Dataset entries:
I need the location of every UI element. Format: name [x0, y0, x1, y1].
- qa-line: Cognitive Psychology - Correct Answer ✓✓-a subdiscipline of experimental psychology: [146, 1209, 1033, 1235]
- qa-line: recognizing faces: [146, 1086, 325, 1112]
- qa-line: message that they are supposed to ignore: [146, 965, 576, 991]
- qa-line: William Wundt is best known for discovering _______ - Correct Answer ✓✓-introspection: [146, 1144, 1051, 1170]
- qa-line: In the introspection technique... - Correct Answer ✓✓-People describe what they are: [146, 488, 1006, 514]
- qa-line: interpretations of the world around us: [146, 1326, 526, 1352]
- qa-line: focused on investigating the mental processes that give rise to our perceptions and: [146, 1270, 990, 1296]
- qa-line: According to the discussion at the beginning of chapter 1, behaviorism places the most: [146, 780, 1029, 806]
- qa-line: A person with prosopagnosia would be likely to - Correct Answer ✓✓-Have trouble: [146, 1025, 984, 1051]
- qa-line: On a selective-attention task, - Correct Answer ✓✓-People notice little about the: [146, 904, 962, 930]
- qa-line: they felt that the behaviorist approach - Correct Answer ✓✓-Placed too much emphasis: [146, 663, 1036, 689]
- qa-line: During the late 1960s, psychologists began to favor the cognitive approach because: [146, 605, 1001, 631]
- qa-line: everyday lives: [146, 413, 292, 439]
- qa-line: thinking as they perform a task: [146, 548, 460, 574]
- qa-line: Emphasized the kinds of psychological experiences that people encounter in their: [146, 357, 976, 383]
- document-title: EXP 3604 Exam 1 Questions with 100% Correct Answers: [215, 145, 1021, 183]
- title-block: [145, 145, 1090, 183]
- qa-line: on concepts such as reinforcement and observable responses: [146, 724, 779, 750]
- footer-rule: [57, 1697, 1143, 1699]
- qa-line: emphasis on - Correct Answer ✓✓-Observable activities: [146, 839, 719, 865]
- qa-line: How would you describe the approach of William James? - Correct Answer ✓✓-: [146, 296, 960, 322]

» EXERCISE DESCRIPTION:
Copy every line above character for character.

» SOLUTION FOR THIS EXERCISE:
I need the location of every UI element. Format: name [x0, y0, x1, y1].
- qa-line: Cognitive Psychology - Correct Answer ✓✓-a subdiscipline of experimental psychology: [146, 1209, 1033, 1235]
- qa-line: recognizing faces: [146, 1086, 325, 1112]
- qa-line: message that they are supposed to ignore: [146, 965, 576, 991]
- qa-line: William Wundt is best known for discovering _______ - Correct Answer ✓✓-introspection: [146, 1144, 1051, 1170]
- qa-line: In the introspection technique... - Correct Answer ✓✓-People describe what they are: [146, 488, 1006, 514]
- qa-line: interpretations of the world around us: [146, 1326, 526, 1352]
- qa-line: focused on investigating the mental processes that give rise to our perceptions and: [146, 1270, 990, 1296]
- qa-line: According to the discussion at the beginning of chapter 1, behaviorism places the most: [146, 780, 1029, 806]
- qa-line: A person with prosopagnosia would be likely to - Correct Answer ✓✓-Have trouble: [146, 1025, 984, 1051]
- qa-line: On a selective-attention task, - Correct Answer ✓✓-People notice little about the: [146, 904, 962, 930]
- qa-line: they felt that the behaviorist approach - Correct Answer ✓✓-Placed too much emphasis: [146, 663, 1036, 689]
- qa-line: During the late 1960s, psychologists began to favor the cognitive approach because: [146, 605, 1001, 631]
- qa-line: everyday lives: [146, 413, 292, 439]
- qa-line: thinking as they perform a task: [146, 548, 460, 574]
- qa-line: Emphasized the kinds of psychological experiences that people encounter in their: [146, 357, 976, 383]
- document-title: EXP 3604 Exam 1 Questions with 100% Correct Answers: [215, 145, 1021, 183]
- title-block: [145, 145, 1090, 183]
- qa-line: on concepts such as reinforcement and observable responses: [146, 724, 779, 750]
- footer-rule: [57, 1697, 1143, 1699]
- qa-line: emphasis on - Correct Answer ✓✓-Observable activities: [146, 839, 719, 865]
- qa-line: How would you describe the approach of William James? - Correct Answer ✓✓-: [146, 296, 960, 322]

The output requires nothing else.